» DATA FOR THIS EXERCISE

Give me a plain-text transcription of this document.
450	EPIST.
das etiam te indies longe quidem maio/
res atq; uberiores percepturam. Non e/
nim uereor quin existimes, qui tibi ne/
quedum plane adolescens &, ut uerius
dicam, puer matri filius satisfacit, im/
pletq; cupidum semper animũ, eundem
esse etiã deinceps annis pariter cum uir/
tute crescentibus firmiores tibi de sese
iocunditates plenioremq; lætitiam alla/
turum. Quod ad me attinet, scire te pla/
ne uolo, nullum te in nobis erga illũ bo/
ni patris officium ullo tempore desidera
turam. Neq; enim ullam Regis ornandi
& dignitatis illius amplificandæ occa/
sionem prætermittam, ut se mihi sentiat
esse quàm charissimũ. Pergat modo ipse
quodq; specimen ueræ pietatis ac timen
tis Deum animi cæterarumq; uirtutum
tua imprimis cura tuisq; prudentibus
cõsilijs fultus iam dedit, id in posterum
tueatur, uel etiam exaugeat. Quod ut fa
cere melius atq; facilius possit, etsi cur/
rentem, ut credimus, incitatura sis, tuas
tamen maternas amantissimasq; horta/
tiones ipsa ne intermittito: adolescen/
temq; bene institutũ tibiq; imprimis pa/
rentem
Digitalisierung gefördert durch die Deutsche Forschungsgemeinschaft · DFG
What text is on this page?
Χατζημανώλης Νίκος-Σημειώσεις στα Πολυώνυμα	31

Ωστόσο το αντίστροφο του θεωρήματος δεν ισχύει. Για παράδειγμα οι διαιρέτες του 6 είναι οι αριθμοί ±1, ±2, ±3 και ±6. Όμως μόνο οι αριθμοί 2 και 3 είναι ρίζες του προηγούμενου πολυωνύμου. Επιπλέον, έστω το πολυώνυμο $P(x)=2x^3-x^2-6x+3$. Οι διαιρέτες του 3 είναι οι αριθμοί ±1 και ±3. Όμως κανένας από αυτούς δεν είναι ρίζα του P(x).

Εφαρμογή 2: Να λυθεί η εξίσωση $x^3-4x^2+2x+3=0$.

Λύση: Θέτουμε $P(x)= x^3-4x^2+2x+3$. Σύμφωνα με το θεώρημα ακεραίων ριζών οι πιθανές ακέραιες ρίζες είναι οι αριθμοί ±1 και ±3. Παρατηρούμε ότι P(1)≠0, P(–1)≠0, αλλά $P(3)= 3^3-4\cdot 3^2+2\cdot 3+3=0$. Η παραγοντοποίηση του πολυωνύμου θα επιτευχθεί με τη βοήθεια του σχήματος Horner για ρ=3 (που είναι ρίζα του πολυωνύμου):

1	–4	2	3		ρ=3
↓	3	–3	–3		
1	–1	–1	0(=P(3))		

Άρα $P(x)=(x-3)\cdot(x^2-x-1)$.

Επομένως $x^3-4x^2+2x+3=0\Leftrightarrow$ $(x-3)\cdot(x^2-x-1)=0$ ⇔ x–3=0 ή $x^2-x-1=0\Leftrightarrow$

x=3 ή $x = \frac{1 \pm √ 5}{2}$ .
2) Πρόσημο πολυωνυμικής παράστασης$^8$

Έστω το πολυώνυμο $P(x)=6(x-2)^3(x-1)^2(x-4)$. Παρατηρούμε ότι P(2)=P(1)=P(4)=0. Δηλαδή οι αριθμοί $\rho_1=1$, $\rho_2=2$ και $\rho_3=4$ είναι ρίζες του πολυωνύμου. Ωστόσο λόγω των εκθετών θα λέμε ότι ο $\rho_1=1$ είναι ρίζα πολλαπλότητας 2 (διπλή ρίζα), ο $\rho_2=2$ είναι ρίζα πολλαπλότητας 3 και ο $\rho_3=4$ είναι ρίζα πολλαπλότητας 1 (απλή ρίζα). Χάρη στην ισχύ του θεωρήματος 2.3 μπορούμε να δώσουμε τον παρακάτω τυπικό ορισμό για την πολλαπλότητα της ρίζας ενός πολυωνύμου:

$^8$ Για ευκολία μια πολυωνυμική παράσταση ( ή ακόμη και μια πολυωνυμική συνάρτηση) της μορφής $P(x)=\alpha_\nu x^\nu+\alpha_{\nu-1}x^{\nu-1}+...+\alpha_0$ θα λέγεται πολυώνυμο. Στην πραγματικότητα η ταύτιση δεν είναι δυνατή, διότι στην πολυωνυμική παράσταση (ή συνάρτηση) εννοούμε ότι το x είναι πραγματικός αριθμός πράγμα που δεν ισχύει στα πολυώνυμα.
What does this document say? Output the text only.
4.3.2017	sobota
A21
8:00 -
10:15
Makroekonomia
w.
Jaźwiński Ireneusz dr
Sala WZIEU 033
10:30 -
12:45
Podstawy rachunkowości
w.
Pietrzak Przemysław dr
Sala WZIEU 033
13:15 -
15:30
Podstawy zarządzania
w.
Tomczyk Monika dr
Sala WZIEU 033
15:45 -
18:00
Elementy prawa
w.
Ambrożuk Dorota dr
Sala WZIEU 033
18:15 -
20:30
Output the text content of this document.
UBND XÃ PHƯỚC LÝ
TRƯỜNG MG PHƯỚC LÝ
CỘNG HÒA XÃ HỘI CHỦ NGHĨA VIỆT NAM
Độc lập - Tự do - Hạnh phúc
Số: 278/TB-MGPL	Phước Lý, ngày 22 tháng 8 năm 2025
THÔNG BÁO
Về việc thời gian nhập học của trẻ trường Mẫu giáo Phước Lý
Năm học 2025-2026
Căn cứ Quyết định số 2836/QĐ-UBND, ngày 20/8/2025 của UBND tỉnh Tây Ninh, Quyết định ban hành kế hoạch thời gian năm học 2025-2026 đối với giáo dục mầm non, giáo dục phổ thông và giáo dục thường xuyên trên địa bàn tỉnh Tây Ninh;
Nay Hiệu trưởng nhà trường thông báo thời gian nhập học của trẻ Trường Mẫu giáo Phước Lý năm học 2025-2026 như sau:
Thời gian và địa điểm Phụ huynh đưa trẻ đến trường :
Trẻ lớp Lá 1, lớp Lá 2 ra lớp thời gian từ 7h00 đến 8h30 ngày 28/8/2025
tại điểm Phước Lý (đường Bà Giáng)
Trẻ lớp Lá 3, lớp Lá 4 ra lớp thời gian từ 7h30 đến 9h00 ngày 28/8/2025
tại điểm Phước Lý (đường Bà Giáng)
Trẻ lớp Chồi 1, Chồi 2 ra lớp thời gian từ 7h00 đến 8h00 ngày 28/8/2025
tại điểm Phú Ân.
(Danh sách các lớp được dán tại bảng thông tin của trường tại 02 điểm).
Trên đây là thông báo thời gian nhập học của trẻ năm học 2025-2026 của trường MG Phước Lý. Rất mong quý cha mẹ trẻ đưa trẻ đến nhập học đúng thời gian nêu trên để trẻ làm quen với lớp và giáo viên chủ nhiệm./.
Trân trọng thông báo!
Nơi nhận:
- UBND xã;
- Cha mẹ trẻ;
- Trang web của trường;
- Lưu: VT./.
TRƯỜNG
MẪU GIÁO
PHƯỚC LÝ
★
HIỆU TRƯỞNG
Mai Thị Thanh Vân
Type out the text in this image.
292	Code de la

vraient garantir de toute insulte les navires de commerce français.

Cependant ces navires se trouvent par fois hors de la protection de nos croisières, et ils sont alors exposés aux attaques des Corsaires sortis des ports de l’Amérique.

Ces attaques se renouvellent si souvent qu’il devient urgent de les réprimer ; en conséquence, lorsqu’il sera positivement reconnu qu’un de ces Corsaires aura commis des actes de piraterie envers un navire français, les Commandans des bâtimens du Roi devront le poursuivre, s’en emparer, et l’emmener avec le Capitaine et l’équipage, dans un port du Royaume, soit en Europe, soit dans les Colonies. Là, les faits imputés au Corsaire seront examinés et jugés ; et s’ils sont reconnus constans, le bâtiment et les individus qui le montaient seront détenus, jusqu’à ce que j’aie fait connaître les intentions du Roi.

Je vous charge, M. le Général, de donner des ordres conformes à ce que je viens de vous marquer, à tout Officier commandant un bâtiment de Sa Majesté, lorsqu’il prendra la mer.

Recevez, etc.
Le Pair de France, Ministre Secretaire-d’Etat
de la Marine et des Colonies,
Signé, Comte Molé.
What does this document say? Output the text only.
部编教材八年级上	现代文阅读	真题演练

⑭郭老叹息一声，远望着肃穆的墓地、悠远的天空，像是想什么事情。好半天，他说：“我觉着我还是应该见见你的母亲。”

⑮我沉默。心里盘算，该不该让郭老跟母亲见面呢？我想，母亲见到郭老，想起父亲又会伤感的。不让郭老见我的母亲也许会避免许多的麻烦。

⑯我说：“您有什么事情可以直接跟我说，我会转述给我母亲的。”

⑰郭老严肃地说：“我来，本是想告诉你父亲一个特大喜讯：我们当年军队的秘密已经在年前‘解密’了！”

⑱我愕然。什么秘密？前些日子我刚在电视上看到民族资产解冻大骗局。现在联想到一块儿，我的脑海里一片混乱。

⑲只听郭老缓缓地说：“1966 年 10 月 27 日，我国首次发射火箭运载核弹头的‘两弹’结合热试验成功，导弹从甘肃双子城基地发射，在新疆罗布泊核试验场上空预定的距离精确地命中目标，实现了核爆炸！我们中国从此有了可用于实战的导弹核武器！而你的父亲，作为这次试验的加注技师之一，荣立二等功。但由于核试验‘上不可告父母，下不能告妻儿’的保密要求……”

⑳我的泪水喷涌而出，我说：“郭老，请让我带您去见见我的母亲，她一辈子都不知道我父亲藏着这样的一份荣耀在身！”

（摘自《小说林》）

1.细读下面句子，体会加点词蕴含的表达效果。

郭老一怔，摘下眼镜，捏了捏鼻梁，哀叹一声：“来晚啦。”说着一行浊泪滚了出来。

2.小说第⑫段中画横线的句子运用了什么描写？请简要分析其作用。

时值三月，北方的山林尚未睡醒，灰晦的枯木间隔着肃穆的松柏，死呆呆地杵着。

» TASK OBJECTIVE
Which lines contain the word "Colonies"? Return each of them.

» RESULT BELOW
Ces attaques se renouvellent si souvent qu’il devient urgent de les réprimer ; en conséquence, lorsqu’il sera positivement reconnu qu’un de ces Corsaires aura commis des actes de piraterie envers un navire français, les Commandans des bâtimens du Roi devront le poursuivre, s’en emparer, et l’emmener avec le Capitaine et l’équipage, dans un port du Royaume, soit en Europe, soit dans les Colonies. Là, les faits imputés au Corsaire seront examinés et jugés ; et s’ils sont reconnus constans, le bâtiment et les individus qui le montaient seront détenus, jusqu’à ce que j’aie fait connaître les intentions du Roi.
de la Marine et des Colonies,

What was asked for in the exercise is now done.